• STATED EXERCISE
Leaving out the pictures, transcribe all of the records faithfully.

• WORKING DATA
----
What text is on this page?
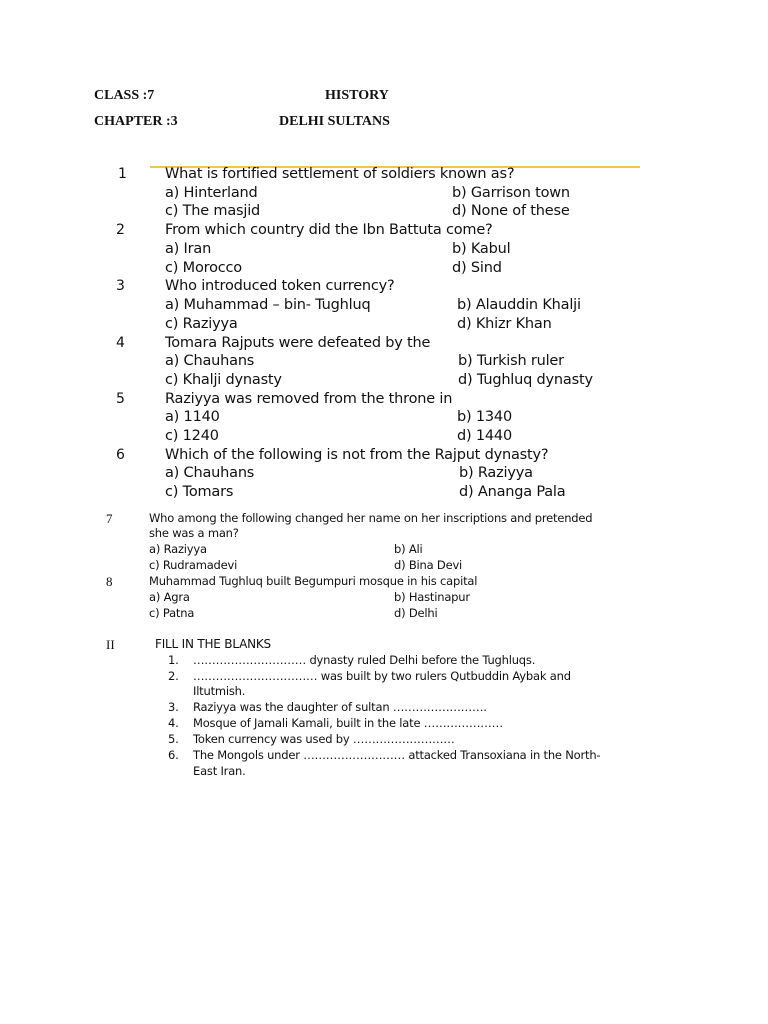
CLASS :7	HISTORY
CHAPTER :3	DELHI SULTANS
1	What is fortified settlement of soldiers known as?
a) Hinterland	b) Garrison town
c) The masjid	d) None of these
2	From which country did the Ibn Battuta come?
a) Iran	b) Kabul
c) Morocco	d) Sind
3	Who introduced token currency?
a) Muhammad – bin- Tughluq	b) Alauddin Khalji
c) Raziyya	d) Khizr Khan
4	Tomara Rajputs were defeated by the
a) Chauhans	b) Turkish ruler
c) Khalji dynasty	d) Tughluq dynasty
5	Raziyya was removed from the throne in
a) 1140	b) 1340
c) 1240	d) 1440
6	Which of the following is not from the Rajput dynasty?
a) Chauhans	b) Raziyya
c) Tomars	d) Ananga Pala
7	Who among the following changed her name on her inscriptions and pretended
she was a man?
a) Raziyya	b) Ali
c) Rudramadevi	d) Bina Devi
8	Muhammad Tughluq built Begumpuri mosque in his capital
a) Agra	b) Hastinapur
c) Patna	d) Delhi
II	FILL IN THE BLANKS
1. ………………………… dynasty ruled Delhi before the Tughluqs.
2. …………………………… was built by two rulers Qutbuddin Aybak and
Iltutmish.
3. Raziyya was the daughter of sultan …………………….
4. Mosque of Jamali Kamali, built in the late …………………
5. Token currency was used by ………………………
6. The Mongols under ……………………… attacked Transoxiana in the North-
East Iran.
----
• FULL OUTPUT
What text is on this page?
CLASS :7	HISTORY
CHAPTER :3	DELHI SULTANS
1	What is fortified settlement of soldiers known as?
a) Hinterland	b) Garrison town
c) The masjid	d) None of these
2	From which country did the Ibn Battuta come?
a) Iran	b) Kabul
c) Morocco	d) Sind
3	Who introduced token currency?
a) Muhammad – bin- Tughluq	b) Alauddin Khalji
c) Raziyya	d) Khizr Khan
4	Tomara Rajputs were defeated by the
a) Chauhans	b) Turkish ruler
c) Khalji dynasty	d) Tughluq dynasty
5	Raziyya was removed from the throne in
a) 1140	b) 1340
c) 1240	d) 1440
6	Which of the following is not from the Rajput dynasty?
a) Chauhans	b) Raziyya
c) Tomars	d) Ananga Pala
7	Who among the following changed her name on her inscriptions and pretended
she was a man?
a) Raziyya	b) Ali
c) Rudramadevi	d) Bina Devi
8	Muhammad Tughluq built Begumpuri mosque in his capital
a) Agra	b) Hastinapur
c) Patna	d) Delhi
II	FILL IN THE BLANKS
1. ………………………… dynasty ruled Delhi before the Tughluqs.
2. …………………………… was built by two rulers Qutbuddin Aybak and
Iltutmish.
3. Raziyya was the daughter of sultan …………………….
4. Mosque of Jamali Kamali, built in the late …………………
5. Token currency was used by ………………………
6. The Mongols under ……………………… attacked Transoxiana in the North-
East Iran.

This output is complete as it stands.